Dataset rows about figures
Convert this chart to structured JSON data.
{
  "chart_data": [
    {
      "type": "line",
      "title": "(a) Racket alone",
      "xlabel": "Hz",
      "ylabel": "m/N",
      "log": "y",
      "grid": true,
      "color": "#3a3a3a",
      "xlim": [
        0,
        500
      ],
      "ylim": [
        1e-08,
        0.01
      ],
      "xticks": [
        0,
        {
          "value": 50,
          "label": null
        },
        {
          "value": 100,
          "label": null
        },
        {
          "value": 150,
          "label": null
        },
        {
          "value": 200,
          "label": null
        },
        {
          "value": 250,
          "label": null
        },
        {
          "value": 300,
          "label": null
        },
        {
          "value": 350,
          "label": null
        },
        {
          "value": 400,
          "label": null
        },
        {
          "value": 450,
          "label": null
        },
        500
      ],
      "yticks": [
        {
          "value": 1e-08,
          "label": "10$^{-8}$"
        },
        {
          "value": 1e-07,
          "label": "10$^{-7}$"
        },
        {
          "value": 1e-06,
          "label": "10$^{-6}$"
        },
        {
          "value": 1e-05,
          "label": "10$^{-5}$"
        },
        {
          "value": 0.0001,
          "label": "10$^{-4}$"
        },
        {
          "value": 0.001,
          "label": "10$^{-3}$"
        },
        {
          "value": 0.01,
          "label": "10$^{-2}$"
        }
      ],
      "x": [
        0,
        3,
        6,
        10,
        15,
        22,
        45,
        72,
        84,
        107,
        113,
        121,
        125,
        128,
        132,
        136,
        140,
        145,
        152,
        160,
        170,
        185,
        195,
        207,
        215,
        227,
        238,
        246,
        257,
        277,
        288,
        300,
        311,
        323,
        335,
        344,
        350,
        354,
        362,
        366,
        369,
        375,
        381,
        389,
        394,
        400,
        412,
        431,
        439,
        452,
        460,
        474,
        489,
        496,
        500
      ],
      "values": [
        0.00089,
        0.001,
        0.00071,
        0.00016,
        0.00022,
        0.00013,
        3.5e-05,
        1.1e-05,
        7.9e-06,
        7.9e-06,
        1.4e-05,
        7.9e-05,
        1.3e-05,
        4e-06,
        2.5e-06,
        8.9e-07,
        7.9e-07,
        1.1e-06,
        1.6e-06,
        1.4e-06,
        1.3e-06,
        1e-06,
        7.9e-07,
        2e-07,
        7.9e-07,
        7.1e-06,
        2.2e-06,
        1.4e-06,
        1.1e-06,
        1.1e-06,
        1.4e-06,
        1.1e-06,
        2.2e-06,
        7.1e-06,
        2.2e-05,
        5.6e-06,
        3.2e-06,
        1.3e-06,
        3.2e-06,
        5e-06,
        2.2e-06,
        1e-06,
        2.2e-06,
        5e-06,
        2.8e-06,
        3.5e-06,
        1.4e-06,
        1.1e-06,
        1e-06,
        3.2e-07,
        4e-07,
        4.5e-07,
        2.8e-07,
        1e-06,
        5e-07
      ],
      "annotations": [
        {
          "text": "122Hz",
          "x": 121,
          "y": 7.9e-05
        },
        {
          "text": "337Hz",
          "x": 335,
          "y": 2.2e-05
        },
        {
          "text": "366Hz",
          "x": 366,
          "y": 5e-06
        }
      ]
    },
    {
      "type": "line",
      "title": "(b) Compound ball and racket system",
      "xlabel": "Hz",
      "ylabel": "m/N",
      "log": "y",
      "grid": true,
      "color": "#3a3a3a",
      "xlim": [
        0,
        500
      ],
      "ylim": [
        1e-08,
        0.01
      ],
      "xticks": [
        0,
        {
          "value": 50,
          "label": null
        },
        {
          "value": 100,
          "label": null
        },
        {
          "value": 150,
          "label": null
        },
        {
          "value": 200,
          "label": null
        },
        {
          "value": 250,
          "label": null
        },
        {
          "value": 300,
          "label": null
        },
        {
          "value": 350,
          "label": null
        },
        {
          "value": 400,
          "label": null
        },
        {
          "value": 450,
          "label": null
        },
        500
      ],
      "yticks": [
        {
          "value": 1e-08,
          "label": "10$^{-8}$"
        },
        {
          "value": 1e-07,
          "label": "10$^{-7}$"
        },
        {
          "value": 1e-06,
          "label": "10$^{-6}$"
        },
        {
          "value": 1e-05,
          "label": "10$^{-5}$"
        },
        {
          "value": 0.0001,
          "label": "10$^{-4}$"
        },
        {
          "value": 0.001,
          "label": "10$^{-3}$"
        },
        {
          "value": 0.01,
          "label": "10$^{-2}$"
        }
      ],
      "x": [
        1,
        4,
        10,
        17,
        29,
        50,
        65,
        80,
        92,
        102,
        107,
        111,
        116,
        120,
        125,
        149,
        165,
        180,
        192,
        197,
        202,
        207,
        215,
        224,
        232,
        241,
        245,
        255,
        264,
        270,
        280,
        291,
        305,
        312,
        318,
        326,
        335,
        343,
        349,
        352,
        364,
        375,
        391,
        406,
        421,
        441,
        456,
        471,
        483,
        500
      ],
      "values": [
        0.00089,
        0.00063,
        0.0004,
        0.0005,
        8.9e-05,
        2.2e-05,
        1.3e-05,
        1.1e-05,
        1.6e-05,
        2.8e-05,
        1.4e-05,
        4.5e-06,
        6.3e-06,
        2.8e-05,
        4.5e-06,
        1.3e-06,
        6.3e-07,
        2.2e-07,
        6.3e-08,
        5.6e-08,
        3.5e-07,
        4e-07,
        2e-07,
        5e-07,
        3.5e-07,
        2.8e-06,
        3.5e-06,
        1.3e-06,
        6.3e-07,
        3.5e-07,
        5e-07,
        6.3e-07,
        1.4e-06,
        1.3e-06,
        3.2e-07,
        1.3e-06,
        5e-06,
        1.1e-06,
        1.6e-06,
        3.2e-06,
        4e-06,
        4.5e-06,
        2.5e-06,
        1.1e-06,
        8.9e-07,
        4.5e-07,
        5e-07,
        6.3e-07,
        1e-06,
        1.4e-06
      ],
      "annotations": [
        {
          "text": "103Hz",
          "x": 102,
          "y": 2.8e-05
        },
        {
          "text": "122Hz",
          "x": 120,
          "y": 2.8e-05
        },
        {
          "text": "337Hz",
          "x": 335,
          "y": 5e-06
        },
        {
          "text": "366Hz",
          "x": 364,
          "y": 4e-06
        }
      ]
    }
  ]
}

→ The request: Please repeat the listing above in full and exactly.

→ Expected answer:
Convert this chart to structured JSON data.
{
  "chart_data": [
    {
      "type": "line",
      "title": "(a) Racket alone",
      "xlabel": "Hz",
      "ylabel": "m/N",
      "log": "y",
      "grid": true,
      "color": "#3a3a3a",
      "xlim": [
        0,
        500
      ],
      "ylim": [
        1e-08,
        0.01
      ],
      "xticks": [
        0,
        {
          "value": 50,
          "label": null
        },
        {
          "value": 100,
          "label": null
        },
        {
          "value": 150,
          "label": null
        },
        {
          "value": 200,
          "label": null
        },
        {
          "value": 250,
          "label": null
        },
        {
          "value": 300,
          "label": null
        },
        {
          "value": 350,
          "label": null
        },
        {
          "value": 400,
          "label": null
        },
        {
          "value": 450,
          "label": null
        },
        500
      ],
      "yticks": [
        {
          "value": 1e-08,
          "label": "10$^{-8}$"
        },
        {
          "value": 1e-07,
          "label": "10$^{-7}$"
        },
        {
          "value": 1e-06,
          "label": "10$^{-6}$"
        },
        {
          "value": 1e-05,
          "label": "10$^{-5}$"
        },
        {
          "value": 0.0001,
          "label": "10$^{-4}$"
        },
        {
          "value": 0.001,
          "label": "10$^{-3}$"
        },
        {
          "value": 0.01,
          "label": "10$^{-2}$"
        }
      ],
      "x": [
        0,
        3,
        6,
        10,
        15,
        22,
        45,
        72,
        84,
        107,
        113,
        121,
        125,
        128,
        132,
        136,
        140,
        145,
        152,
        160,
        170,
        185,
        195,
        207,
        215,
        227,
        238,
        246,
        257,
        277,
        288,
        300,
        311,
        323,
        335,
        344,
        350,
        354,
        362,
        366,
        369,
        375,
        381,
        389,
        394,
        400,
        412,
        431,
        439,
        452,
        460,
        474,
        489,
        496,
        500
      ],
      "values": [
        0.00089,
        0.001,
        0.00071,
        0.00016,
        0.00022,
        0.00013,
        3.5e-05,
        1.1e-05,
        7.9e-06,
        7.9e-06,
        1.4e-05,
        7.9e-05,
        1.3e-05,
        4e-06,
        2.5e-06,
        8.9e-07,
        7.9e-07,
        1.1e-06,
        1.6e-06,
        1.4e-06,
        1.3e-06,
        1e-06,
        7.9e-07,
        2e-07,
        7.9e-07,
        7.1e-06,
        2.2e-06,
        1.4e-06,
        1.1e-06,
        1.1e-06,
        1.4e-06,
        1.1e-06,
        2.2e-06,
        7.1e-06,
        2.2e-05,
        5.6e-06,
        3.2e-06,
        1.3e-06,
        3.2e-06,
        5e-06,
        2.2e-06,
        1e-06,
        2.2e-06,
        5e-06,
        2.8e-06,
        3.5e-06,
        1.4e-06,
        1.1e-06,
        1e-06,
        3.2e-07,
        4e-07,
        4.5e-07,
        2.8e-07,
        1e-06,
        5e-07
      ],
      "annotations": [
        {
          "text": "122Hz",
          "x": 121,
          "y": 7.9e-05
        },
        {
          "text": "337Hz",
          "x": 335,
          "y": 2.2e-05
        },
        {
          "text": "366Hz",
          "x": 366,
          "y": 5e-06
        }
      ]
    },
    {
      "type": "line",
      "title": "(b) Compound ball and racket system",
      "xlabel": "Hz",
      "ylabel": "m/N",
      "log": "y",
      "grid": true,
      "color": "#3a3a3a",
      "xlim": [
        0,
        500
      ],
      "ylim": [
        1e-08,
        0.01
      ],
      "xticks": [
        0,
        {
          "value": 50,
          "label": null
        },
        {
          "value": 100,
          "label": null
        },
        {
          "value": 150,
          "label": null
        },
        {
          "value": 200,
          "label": null
        },
        {
          "value": 250,
          "label": null
        },
        {
          "value": 300,
          "label": null
        },
        {
          "value": 350,
          "label": null
        },
        {
          "value": 400,
          "label": null
        },
        {
          "value": 450,
          "label": null
        },
        500
      ],
      "yticks": [
        {
          "value": 1e-08,
          "label": "10$^{-8}$"
        },
        {
          "value": 1e-07,
          "label": "10$^{-7}$"
        },
        {
          "value": 1e-06,
          "label": "10$^{-6}$"
        },
        {
          "value": 1e-05,
          "label": "10$^{-5}$"
        },
        {
          "value": 0.0001,
          "label": "10$^{-4}$"
        },
        {
          "value": 0.001,
          "label": "10$^{-3}$"
        },
        {
          "value": 0.01,
          "label": "10$^{-2}$"
        }
      ],
      "x": [
        1,
        4,
        10,
        17,
        29,
        50,
        65,
        80,
        92,
        102,
        107,
        111,
        116,
        120,
        125,
        149,
        165,
        180,
        192,
        197,
        202,
        207,
        215,
        224,
        232,
        241,
        245,
        255,
        264,
        270,
        280,
        291,
        305,
        312,
        318,
        326,
        335,
        343,
        349,
        352,
        364,
        375,
        391,
        406,
        421,
        441,
        456,
        471,
        483,
        500
      ],
      "values": [
        0.00089,
        0.00063,
        0.0004,
        0.0005,
        8.9e-05,
        2.2e-05,
        1.3e-05,
        1.1e-05,
        1.6e-05,
        2.8e-05,
        1.4e-05,
        4.5e-06,
        6.3e-06,
        2.8e-05,
        4.5e-06,
        1.3e-06,
        6.3e-07,
        2.2e-07,
        6.3e-08,
        5.6e-08,
        3.5e-07,
        4e-07,
        2e-07,
        5e-07,
        3.5e-07,
        2.8e-06,
        3.5e-06,
        1.3e-06,
        6.3e-07,
        3.5e-07,
        5e-07,
        6.3e-07,
        1.4e-06,
        1.3e-06,
        3.2e-07,
        1.3e-06,
        5e-06,
        1.1e-06,
        1.6e-06,
        3.2e-06,
        4e-06,
        4.5e-06,
        2.5e-06,
        1.1e-06,
        8.9e-07,
        4.5e-07,
        5e-07,
        6.3e-07,
        1e-06,
        1.4e-06
      ],
      "annotations": [
        {
          "text": "103Hz",
          "x": 102,
          "y": 2.8e-05
        },
        {
          "text": "122Hz",
          "x": 120,
          "y": 2.8e-05
        },
        {
          "text": "337Hz",
          "x": 335,
          "y": 5e-06
        },
        {
          "text": "366Hz",
          "x": 364,
          "y": 4e-06
        }
      ]
    }
  ]
}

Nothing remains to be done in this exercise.